For every line in the data below that contains "bonded", copy the line.
- - -
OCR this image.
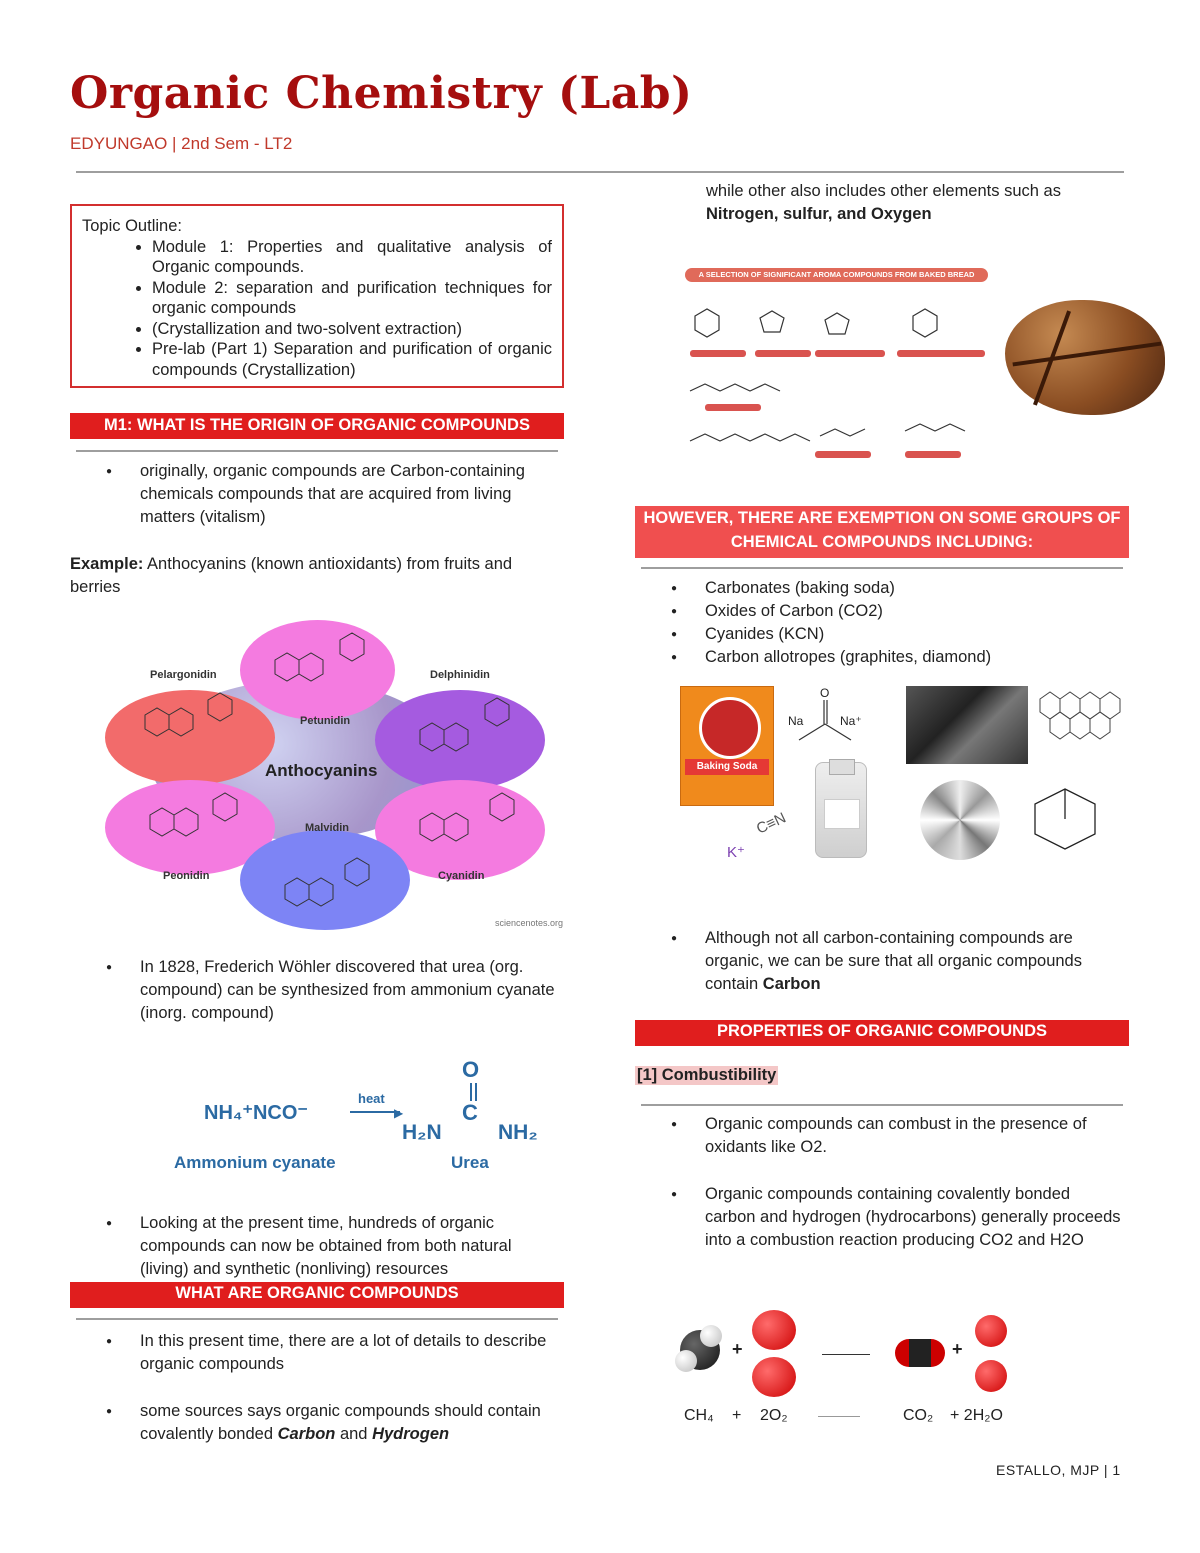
Organic Chemistry (Lab)
EDYUNGAO | 2nd Sem - LT2
Topic Outline:
• Module 1: Properties and qualitative analysis of Organic compounds.
• Module 2: separation and purification techniques for organic compounds
• (Crystallization and two-solvent extraction)
• Pre-lab (Part 1) Separation and purification of organic compounds (Crystallization)
M1: WHAT IS THE ORIGIN OF ORGANIC COMPOUNDS
● originally, organic compounds are Carbon-containing chemicals compounds that are acquired from living matters (vitalism)
Example: Anthocyanins (known antioxidants) from fruits and berries
Pelargonidin	Delphinidin
Petunidin
Malvidin
Peonidin	Cyanidin
Anthocyanins
sciencenotes.org
● In 1828, Frederich Wöhler discovered that urea (org. compound) can be synthesized from ammonium cyanate (inorg. compound)
NH₄⁺NCO⁻
heat
▶
O
C
H₂N	NH₂
Ammonium cyanate	Urea
● Looking at the present time, hundreds of organic compounds can now be obtained from both natural (living) and synthetic (nonliving) resources
WHAT ARE ORGANIC COMPOUNDS
● In this present time, there are a lot of details to describe organic compounds
● some sources says organic compounds should contain covalently bonded Carbon and Hydrogen
while other also includes other elements such as
Nitrogen, sulfur, and Oxygen
A SELECTION OF SIGNIFICANT AROMA COMPOUNDS FROM BAKED BREAD
HOWEVER, THERE ARE EXEMPTION ON SOME GROUPS OF CHEMICAL COMPOUNDS INCLUDING:
● Carbonates (baking soda)
● Oxides of Carbon (CO2)
● Cyanides (KCN)
● Carbon allotropes (graphites, diamond)
Baking Soda
Na	Na⁺
O
K⁺
C≡N
● Although not all carbon-containing compounds are organic, we can be sure that all organic compounds contain Carbon
PROPERTIES OF ORGANIC COMPOUNDS
[1] Combustibility
● Organic compounds can combust in the presence of oxidants like O2.
● Organic compounds containing covalently bonded carbon and hydrogen (hydrocarbons) generally proceeds into a combustion reaction producing CO2 and H2O
+	+
CH₄ + 2O₂	CO₂ + 2H₂O
ESTALLO, MJP | 1
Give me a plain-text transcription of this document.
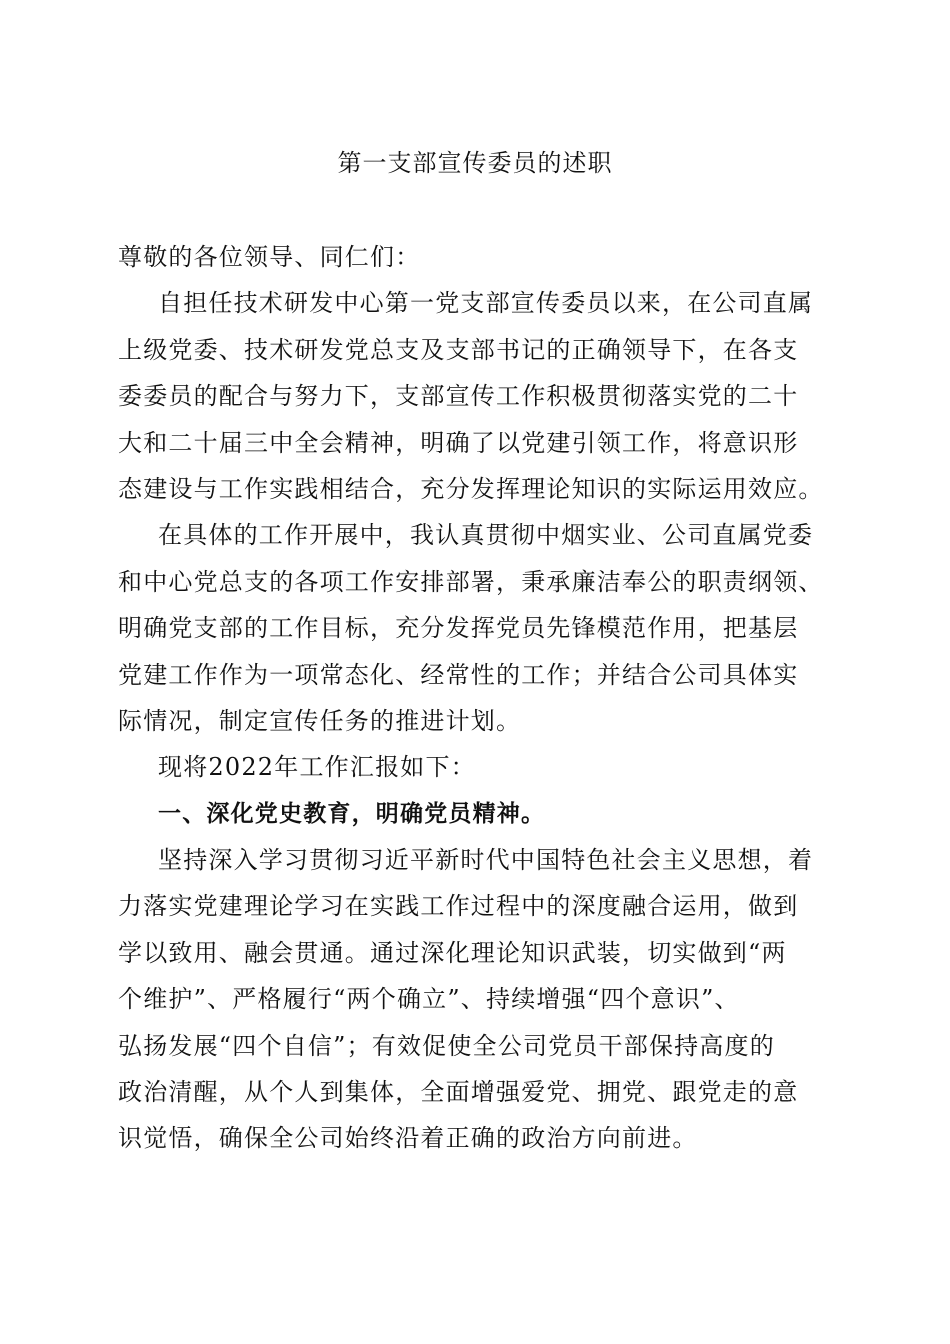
第一支部宣传委员的述职
尊敬的各位领导、同仁们：
自担任技术研发中心第一党支部宣传委员以来，在公司直属
上级党委、技术研发党总支及支部书记的正确领导下，在各支
委委员的配合与努力下，支部宣传工作积极贯彻落实党的二十
大和二十届三中全会精神，明确了以党建引领工作，将意识形
态建设与工作实践相结合，充分发挥理论知识的实际运用效应。
在具体的工作开展中，我认真贯彻中烟实业、公司直属党委
和中心党总支的各项工作安排部署，秉承廉洁奉公的职责纲领、
明确党支部的工作目标，充分发挥党员先锋模范作用，把基层
党建工作作为一项常态化、经常性的工作；并结合公司具体实
际情况，制定宣传任务的推进计划。
现将2022年工作汇报如下：
一、深化党史教育，明确党员精神。
坚持深入学习贯彻习近平新时代中国特色社会主义思想，着
力落实党建理论学习在实践工作过程中的深度融合运用，做到
学以致用、融会贯通。通过深化理论知识武装，切实做到“两
个维护”、严格履行“两个确立”、持续增强“四个意识”、
弘扬发展“四个自信”；有效促使全公司党员干部保持高度的
政治清醒，从个人到集体，全面增强爱党、拥党、跟党走的意
识觉悟，确保全公司始终沿着正确的政治方向前进。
- - -
## Answer to the task
● some sources says organic compounds should contain covalently bonded Carbon and Hydrogen
● Organic compounds containing covalently bonded carbon and hydrogen (hydrocarbons) generally proceeds into a combustion reaction producing CO2 and H2O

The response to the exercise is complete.